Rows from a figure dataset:
☆ ☆ ☆

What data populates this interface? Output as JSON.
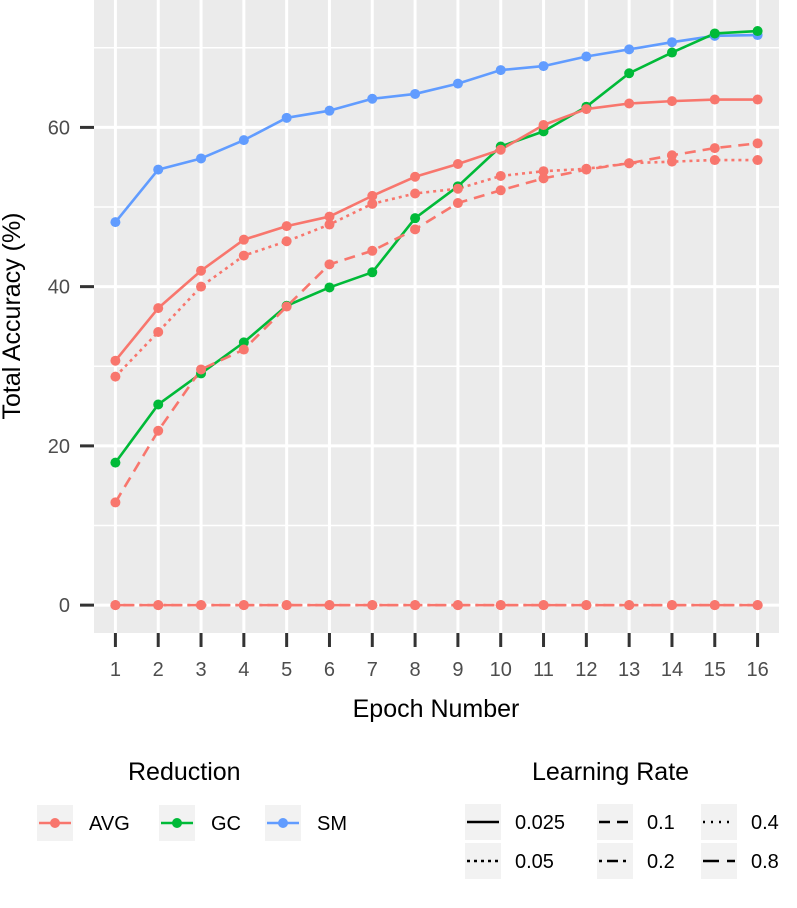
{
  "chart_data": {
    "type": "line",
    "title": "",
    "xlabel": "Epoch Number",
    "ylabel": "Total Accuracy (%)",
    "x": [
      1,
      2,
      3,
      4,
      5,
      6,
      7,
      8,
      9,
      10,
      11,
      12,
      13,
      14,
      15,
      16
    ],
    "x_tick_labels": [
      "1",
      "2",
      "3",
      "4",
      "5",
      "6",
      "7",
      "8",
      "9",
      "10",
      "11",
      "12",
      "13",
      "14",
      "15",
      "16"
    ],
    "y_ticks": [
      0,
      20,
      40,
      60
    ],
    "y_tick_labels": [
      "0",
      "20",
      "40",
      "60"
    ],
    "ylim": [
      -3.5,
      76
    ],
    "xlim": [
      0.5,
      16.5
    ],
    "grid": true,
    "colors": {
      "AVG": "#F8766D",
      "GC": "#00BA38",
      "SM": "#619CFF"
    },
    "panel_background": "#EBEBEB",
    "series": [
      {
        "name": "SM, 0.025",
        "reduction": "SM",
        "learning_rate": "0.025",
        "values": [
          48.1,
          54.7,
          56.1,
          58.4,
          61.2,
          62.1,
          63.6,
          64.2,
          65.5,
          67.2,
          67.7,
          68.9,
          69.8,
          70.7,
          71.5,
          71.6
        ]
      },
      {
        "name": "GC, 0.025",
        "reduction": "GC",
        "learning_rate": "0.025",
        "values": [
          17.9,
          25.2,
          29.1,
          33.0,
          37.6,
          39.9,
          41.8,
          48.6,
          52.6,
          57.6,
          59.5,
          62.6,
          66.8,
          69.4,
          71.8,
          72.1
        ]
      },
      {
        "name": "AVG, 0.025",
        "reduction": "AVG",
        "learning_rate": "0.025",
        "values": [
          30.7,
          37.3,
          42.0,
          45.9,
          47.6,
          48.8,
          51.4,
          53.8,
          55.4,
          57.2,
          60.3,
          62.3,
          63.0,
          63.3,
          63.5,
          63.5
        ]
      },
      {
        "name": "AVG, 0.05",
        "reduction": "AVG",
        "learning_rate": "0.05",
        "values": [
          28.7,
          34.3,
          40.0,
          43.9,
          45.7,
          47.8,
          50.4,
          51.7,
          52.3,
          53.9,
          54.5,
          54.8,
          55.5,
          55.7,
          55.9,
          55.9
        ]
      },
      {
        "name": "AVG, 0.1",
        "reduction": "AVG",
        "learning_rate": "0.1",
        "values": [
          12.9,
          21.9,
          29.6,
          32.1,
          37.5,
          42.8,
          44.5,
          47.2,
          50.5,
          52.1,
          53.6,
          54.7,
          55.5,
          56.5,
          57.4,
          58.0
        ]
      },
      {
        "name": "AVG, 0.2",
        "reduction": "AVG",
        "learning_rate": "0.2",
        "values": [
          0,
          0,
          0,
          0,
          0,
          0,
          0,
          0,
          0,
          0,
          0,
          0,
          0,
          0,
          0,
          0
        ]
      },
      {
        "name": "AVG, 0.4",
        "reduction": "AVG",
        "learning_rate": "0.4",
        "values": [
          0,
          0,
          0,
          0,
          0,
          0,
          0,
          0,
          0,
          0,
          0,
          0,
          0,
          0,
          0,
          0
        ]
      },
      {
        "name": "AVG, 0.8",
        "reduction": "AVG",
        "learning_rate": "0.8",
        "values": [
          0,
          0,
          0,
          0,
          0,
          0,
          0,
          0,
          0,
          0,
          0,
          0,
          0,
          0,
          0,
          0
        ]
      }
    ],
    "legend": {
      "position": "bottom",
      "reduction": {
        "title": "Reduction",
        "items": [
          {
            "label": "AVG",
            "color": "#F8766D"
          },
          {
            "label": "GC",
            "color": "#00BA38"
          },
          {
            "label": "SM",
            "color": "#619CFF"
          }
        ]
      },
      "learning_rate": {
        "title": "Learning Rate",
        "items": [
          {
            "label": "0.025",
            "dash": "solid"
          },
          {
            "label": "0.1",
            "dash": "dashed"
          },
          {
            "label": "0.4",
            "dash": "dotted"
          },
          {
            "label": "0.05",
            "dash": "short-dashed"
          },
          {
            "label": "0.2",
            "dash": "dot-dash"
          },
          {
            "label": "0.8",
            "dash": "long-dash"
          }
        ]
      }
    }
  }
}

☆ ☆ ☆

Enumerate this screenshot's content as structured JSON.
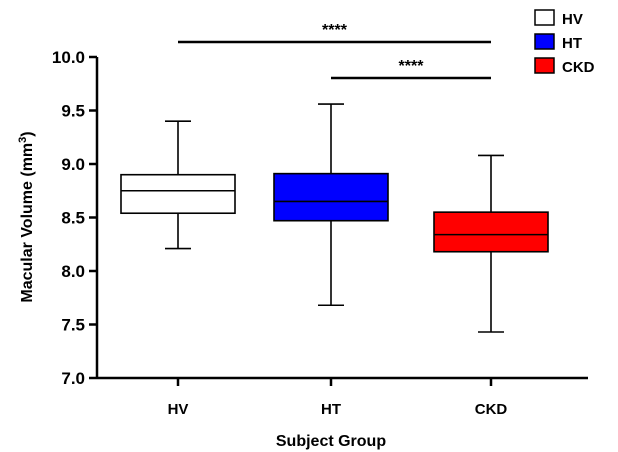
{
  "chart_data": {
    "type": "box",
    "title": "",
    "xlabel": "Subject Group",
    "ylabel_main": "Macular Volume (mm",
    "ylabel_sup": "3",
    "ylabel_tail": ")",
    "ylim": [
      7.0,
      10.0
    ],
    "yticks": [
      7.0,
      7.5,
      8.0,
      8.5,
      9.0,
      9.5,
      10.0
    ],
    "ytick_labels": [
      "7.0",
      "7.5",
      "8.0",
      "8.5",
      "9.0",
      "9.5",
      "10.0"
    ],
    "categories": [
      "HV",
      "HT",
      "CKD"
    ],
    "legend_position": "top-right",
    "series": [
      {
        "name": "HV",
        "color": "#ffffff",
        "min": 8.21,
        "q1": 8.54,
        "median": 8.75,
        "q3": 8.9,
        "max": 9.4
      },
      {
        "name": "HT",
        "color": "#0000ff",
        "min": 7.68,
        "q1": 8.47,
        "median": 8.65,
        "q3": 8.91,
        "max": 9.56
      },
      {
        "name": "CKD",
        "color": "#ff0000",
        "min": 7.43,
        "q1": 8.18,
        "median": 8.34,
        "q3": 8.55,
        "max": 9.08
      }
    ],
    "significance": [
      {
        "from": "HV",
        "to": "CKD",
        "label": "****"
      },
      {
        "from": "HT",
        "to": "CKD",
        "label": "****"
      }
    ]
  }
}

☆ ☆ ☆

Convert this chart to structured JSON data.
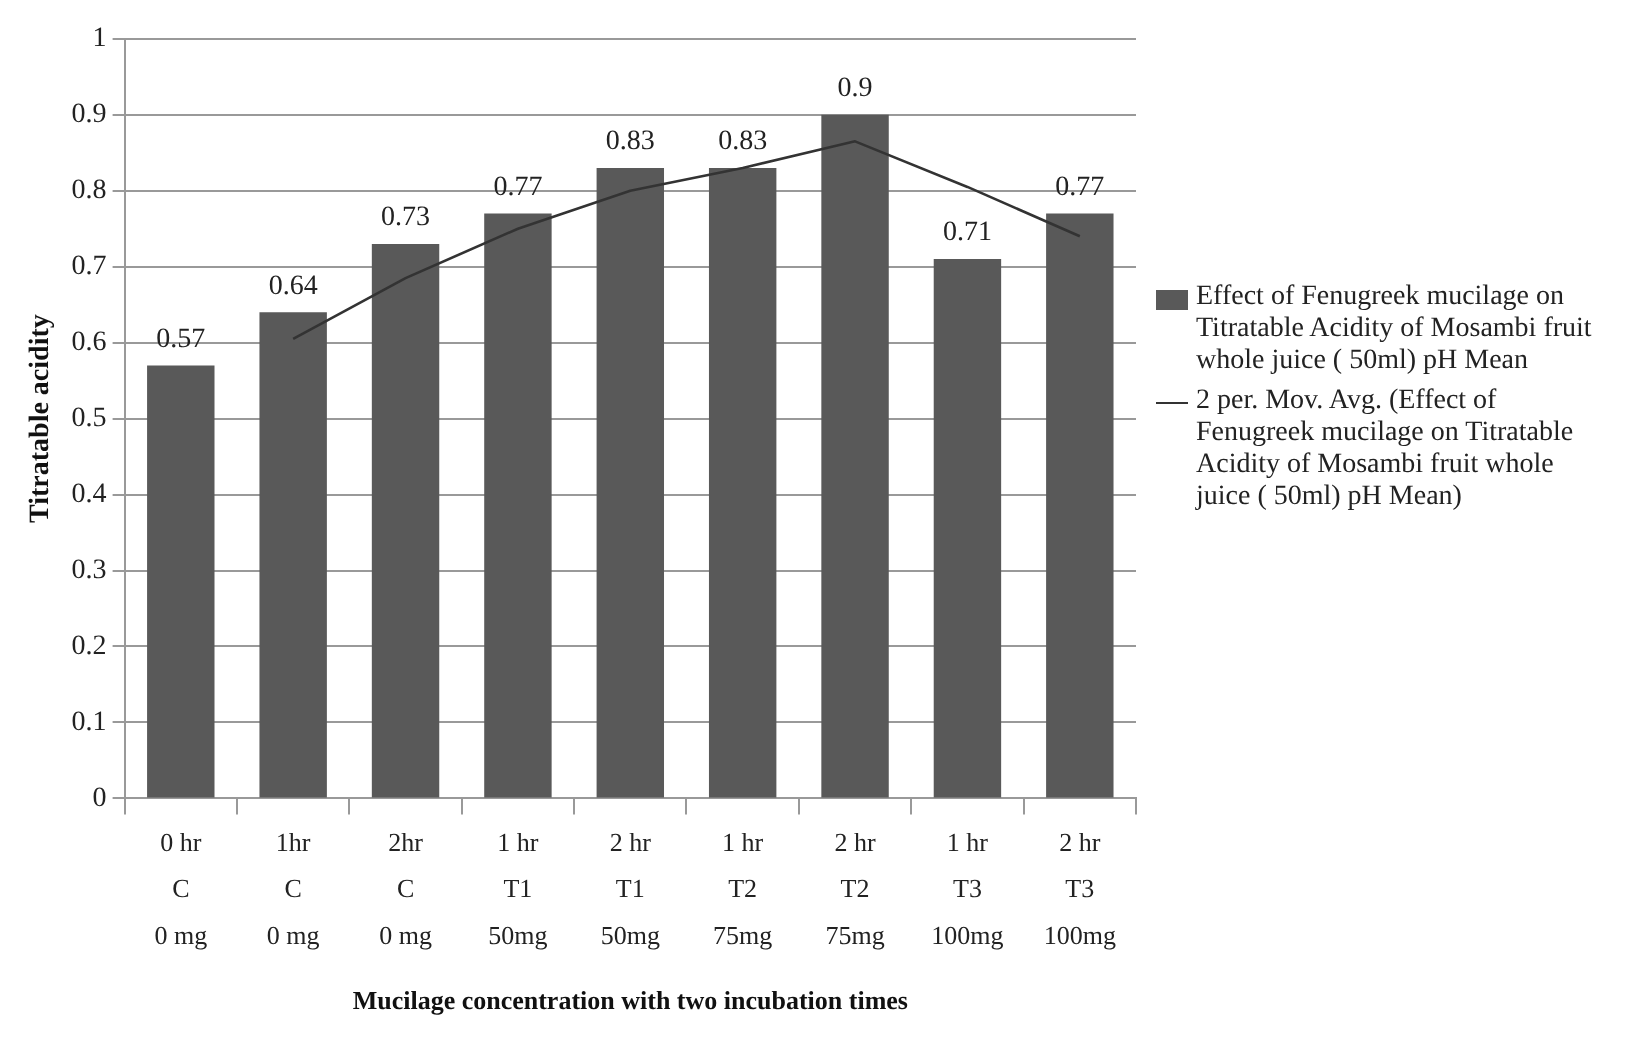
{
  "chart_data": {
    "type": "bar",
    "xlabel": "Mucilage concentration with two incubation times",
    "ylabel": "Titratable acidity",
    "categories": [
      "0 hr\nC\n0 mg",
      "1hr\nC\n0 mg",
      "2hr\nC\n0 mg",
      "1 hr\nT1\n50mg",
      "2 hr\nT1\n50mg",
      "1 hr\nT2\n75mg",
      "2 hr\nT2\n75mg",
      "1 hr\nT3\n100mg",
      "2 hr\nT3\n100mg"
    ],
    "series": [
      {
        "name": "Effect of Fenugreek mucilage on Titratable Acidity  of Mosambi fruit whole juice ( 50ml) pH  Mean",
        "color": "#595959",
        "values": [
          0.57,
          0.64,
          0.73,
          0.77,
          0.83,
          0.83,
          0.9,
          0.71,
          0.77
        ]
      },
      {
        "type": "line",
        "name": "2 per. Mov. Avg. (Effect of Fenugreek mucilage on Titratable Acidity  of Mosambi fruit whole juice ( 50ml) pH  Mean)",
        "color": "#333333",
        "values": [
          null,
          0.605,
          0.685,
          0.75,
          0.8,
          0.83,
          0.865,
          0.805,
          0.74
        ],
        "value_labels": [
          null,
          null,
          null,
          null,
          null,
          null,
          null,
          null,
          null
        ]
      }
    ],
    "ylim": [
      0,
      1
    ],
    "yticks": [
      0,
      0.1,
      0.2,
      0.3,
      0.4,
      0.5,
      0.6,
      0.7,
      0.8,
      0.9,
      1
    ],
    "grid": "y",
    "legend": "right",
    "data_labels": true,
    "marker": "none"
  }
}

☆ ☆ ☆

The exercise => Review the material and copy each line in which the word "this" appears.

The result =>
What data populates this interface? Output as JSON.
Enumerate this screenshot's content as structured JSON.
Convert this chart to structured JSON data.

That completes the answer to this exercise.